▶ TASK REQUIREMENTS
Within the data that follows, how many lines carry the string "icon"? Give the number alone.

▶ MATERIAL FOR THIS TASK
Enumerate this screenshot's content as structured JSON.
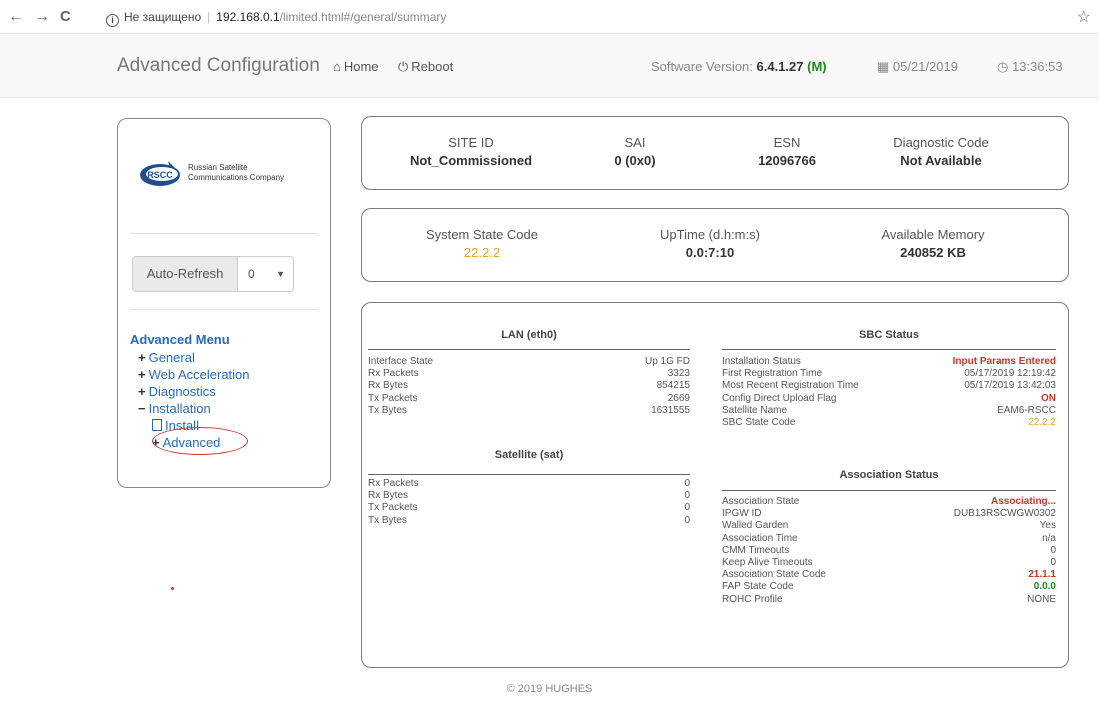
{
  "browser": {
    "back": "←",
    "forward": "→",
    "reload": "C",
    "info": "i",
    "security": "Не защищено",
    "separator": "|",
    "host": "192.168.0.1",
    "path": "/limited.html#/general/summary",
    "star": "☆"
  },
  "navbar": {
    "brand": "Advanced Configuration",
    "home_icon": "home-icon",
    "home": "Home",
    "reboot_icon": "power-icon",
    "reboot": "Reboot",
    "version_label": "Software Version:",
    "version": "6.4.1.27",
    "version_suffix": "(M)",
    "date_icon": "calendar-icon",
    "date": "05/21/2019",
    "time_icon": "clock-icon",
    "time": "13:36:53"
  },
  "sidebar": {
    "logo_line1": "Russian Satellite",
    "logo_line2": "Communications Company",
    "logo_mark": "RSCC",
    "auto_refresh": "Auto-Refresh",
    "refresh_value": "0",
    "menu_title": "Advanced Menu",
    "items": [
      {
        "sign": "+",
        "label": "General"
      },
      {
        "sign": "+",
        "label": "Web Acceleration"
      },
      {
        "sign": "+",
        "label": "Diagnostics"
      },
      {
        "sign": "−",
        "label": "Installation"
      }
    ],
    "install": "Install",
    "advanced": "Advanced",
    "advanced_sign": "+"
  },
  "summary": {
    "site_id_label": "SITE ID",
    "site_id": "Not_Commissioned",
    "sai_label": "SAI",
    "sai": "0 (0x0)",
    "esn_label": "ESN",
    "esn": "12096766",
    "diag_label": "Diagnostic Code",
    "diag": "Not Available"
  },
  "system": {
    "state_label": "System State Code",
    "state": "22.2.2",
    "uptime_label": "UpTime (d.h:m:s)",
    "uptime": "0.0:7:10",
    "mem_label": "Available Memory",
    "mem": "240852 KB"
  },
  "lan": {
    "title": "LAN (eth0)",
    "rows": [
      {
        "k": "Interface State",
        "v": "Up 1G FD"
      },
      {
        "k": "Rx Packets",
        "v": "3323"
      },
      {
        "k": "Rx Bytes",
        "v": "854215"
      },
      {
        "k": "Tx Packets",
        "v": "2669"
      },
      {
        "k": "Tx Bytes",
        "v": "1631555"
      }
    ]
  },
  "satellite": {
    "title": "Satellite (sat)",
    "rows": [
      {
        "k": "Rx Packets",
        "v": "0"
      },
      {
        "k": "Rx Bytes",
        "v": "0"
      },
      {
        "k": "Tx Packets",
        "v": "0"
      },
      {
        "k": "Tx Bytes",
        "v": "0"
      }
    ]
  },
  "sbc": {
    "title": "SBC Status",
    "rows": [
      {
        "k": "Installation Status",
        "v": "Input Params Entered",
        "style": "red"
      },
      {
        "k": "First Registration Time",
        "v": "05/17/2019 12:19:42",
        "style": ""
      },
      {
        "k": "Most Recent Registration Time",
        "v": "05/17/2019 13:42:03",
        "style": ""
      },
      {
        "k": "Config Direct Upload Flag",
        "v": "ON",
        "style": "red"
      },
      {
        "k": "Satellite Name",
        "v": "EAM6-RSCC",
        "style": ""
      },
      {
        "k": "SBC State Code",
        "v": "22.2.2",
        "style": "orange"
      }
    ]
  },
  "association": {
    "title": "Association Status",
    "rows": [
      {
        "k": "Association State",
        "v": "Associating...",
        "style": "red"
      },
      {
        "k": "IPGW ID",
        "v": "DUB13RSCWGW0302",
        "style": ""
      },
      {
        "k": "Walled Garden",
        "v": "Yes",
        "style": ""
      },
      {
        "k": "Association Time",
        "v": "n/a",
        "style": ""
      },
      {
        "k": "CMM Timeouts",
        "v": "0",
        "style": ""
      },
      {
        "k": "Keep Alive Timeouts",
        "v": "0",
        "style": ""
      },
      {
        "k": "Association State Code",
        "v": "21.1.1",
        "style": "red"
      },
      {
        "k": "FAP State Code",
        "v": "0.0.0",
        "style": "green"
      },
      {
        "k": "ROHC Profile",
        "v": "NONE",
        "style": ""
      }
    ]
  },
  "footer": "© 2019 HUGHES"
}
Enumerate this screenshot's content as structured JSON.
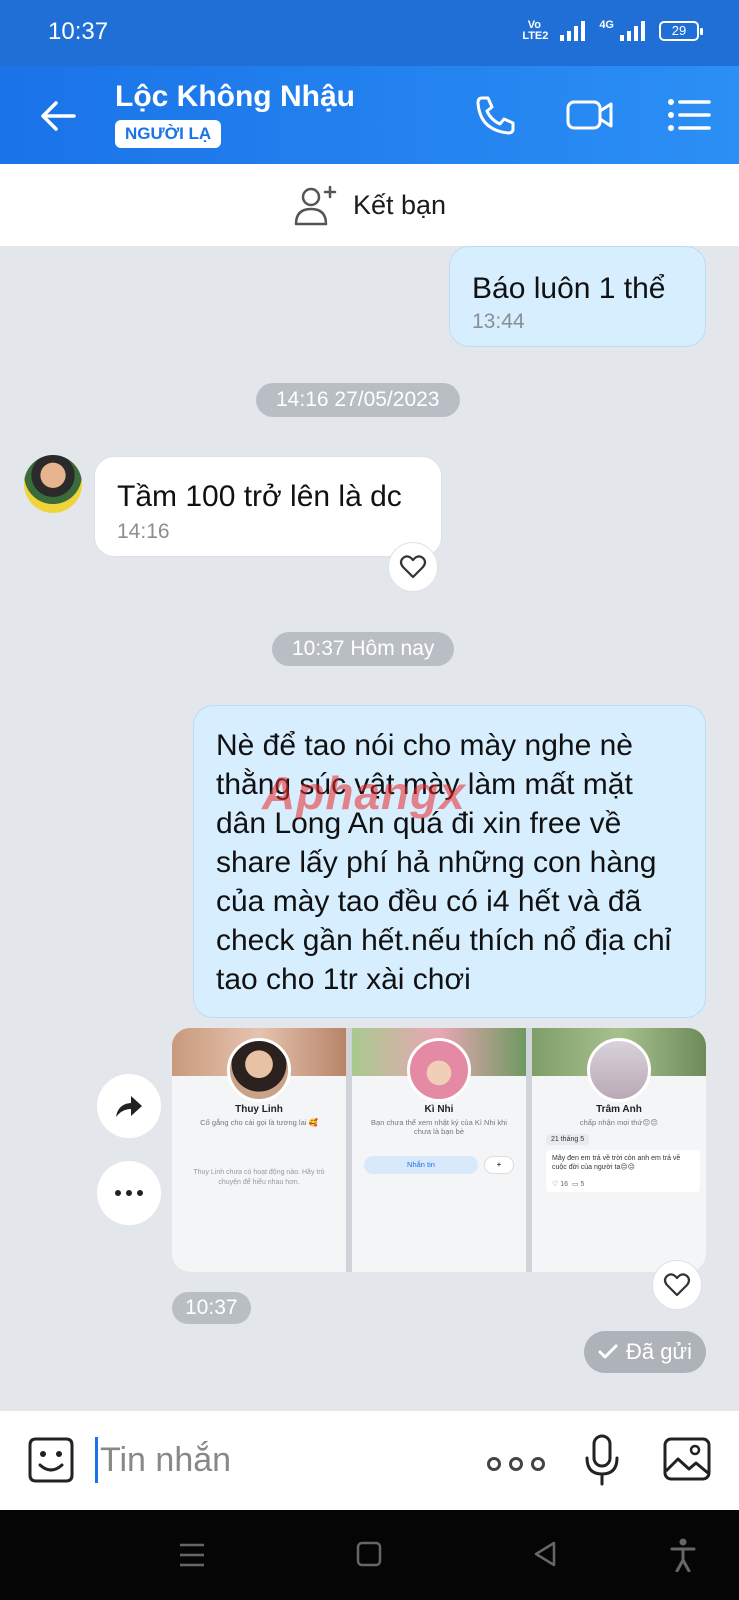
{
  "status_bar": {
    "time": "10:37",
    "volte": "Vo LTE2",
    "network": "4G",
    "battery": "29"
  },
  "header": {
    "contact_name": "Lộc Không Nhậu",
    "badge": "NGƯỜI LẠ"
  },
  "add_friend": {
    "label": "Kết bạn"
  },
  "messages": [
    {
      "from": "me",
      "text": "Báo luôn 1 thể",
      "time": "13:44"
    },
    {
      "type": "divider",
      "text": "14:16 27/05/2023"
    },
    {
      "from": "them",
      "text": "Tầm 100 trở lên là dc",
      "time": "14:16"
    },
    {
      "type": "divider",
      "text": "10:37 Hôm nay"
    },
    {
      "from": "me",
      "text": "Nè để tao nói cho mày nghe nè thằng súc vật mày làm mất mặt dân Long An quá đi xin free về share lấy phí hả những con hàng của mày tao đều có i4 hết và đã check gần hết.nếu thích nổ địa chỉ tao cho 1tr xài chơi"
    },
    {
      "from": "me",
      "type": "images",
      "time": "10:37",
      "status": "Đã gửi"
    }
  ],
  "profiles": [
    {
      "name": "Thuy Linh",
      "status": "Cố gắng cho cái gọi là tương lai 🥰",
      "body": "Thuy Linh chưa có hoạt động nào. Hãy trò chuyện để hiểu nhau hơn."
    },
    {
      "name": "Kì Nhi",
      "status": "Bạn chưa thể xem nhật ký của Kì Nhi khi chưa là bạn bè",
      "message_btn": "Nhắn tin"
    },
    {
      "name": "Trâm Anh",
      "status": "chấp nhận mọi thứ😔😔",
      "date_tag": "21 tháng 5",
      "post": "Mây đen em trả về trời còn anh em trả về cuộc đời của người ta😔😔",
      "likes": "16",
      "comments": "5"
    }
  ],
  "watermark": "Aphangx",
  "input": {
    "placeholder": "Tin nhắn"
  },
  "colors": {
    "header": "#1a73e8",
    "my_bubble": "#d7eefe",
    "background": "#e3e7ec"
  }
}
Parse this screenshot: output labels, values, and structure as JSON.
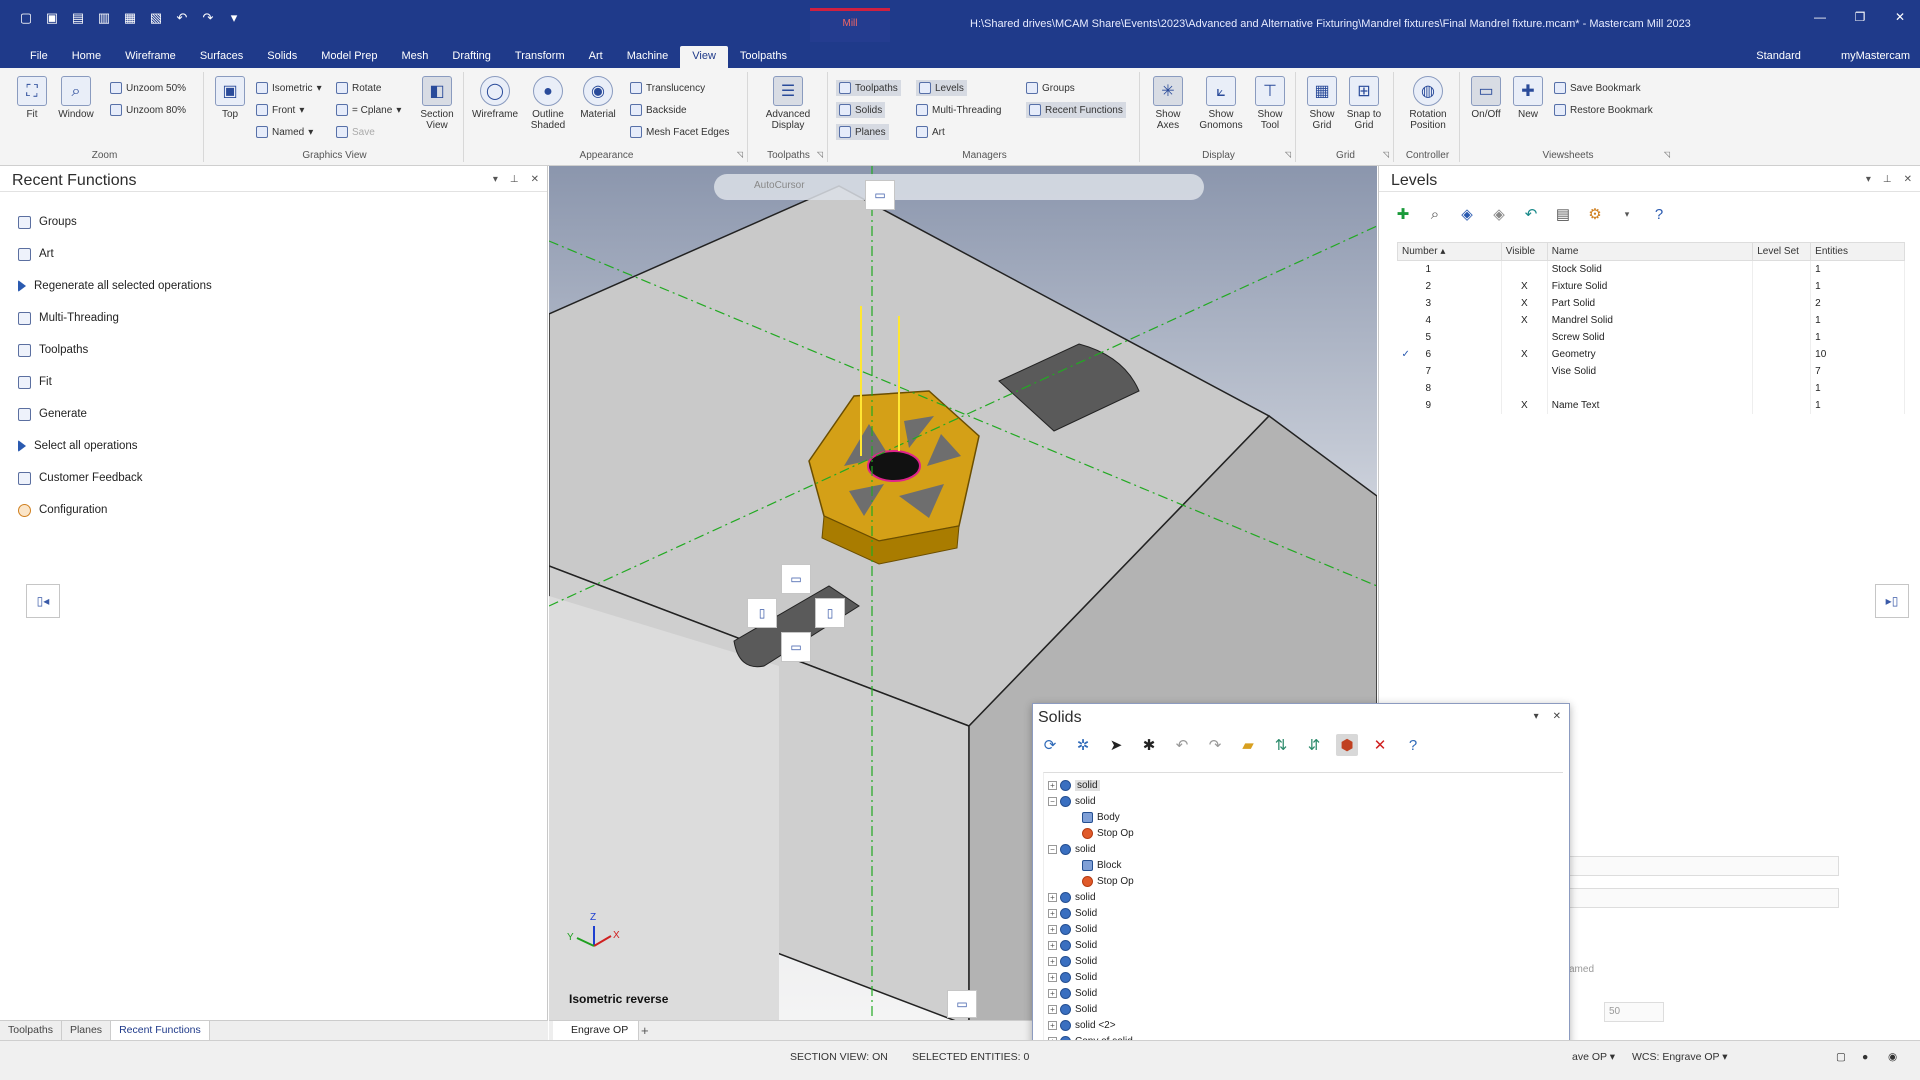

▶ COMPLETE RESPONSE
4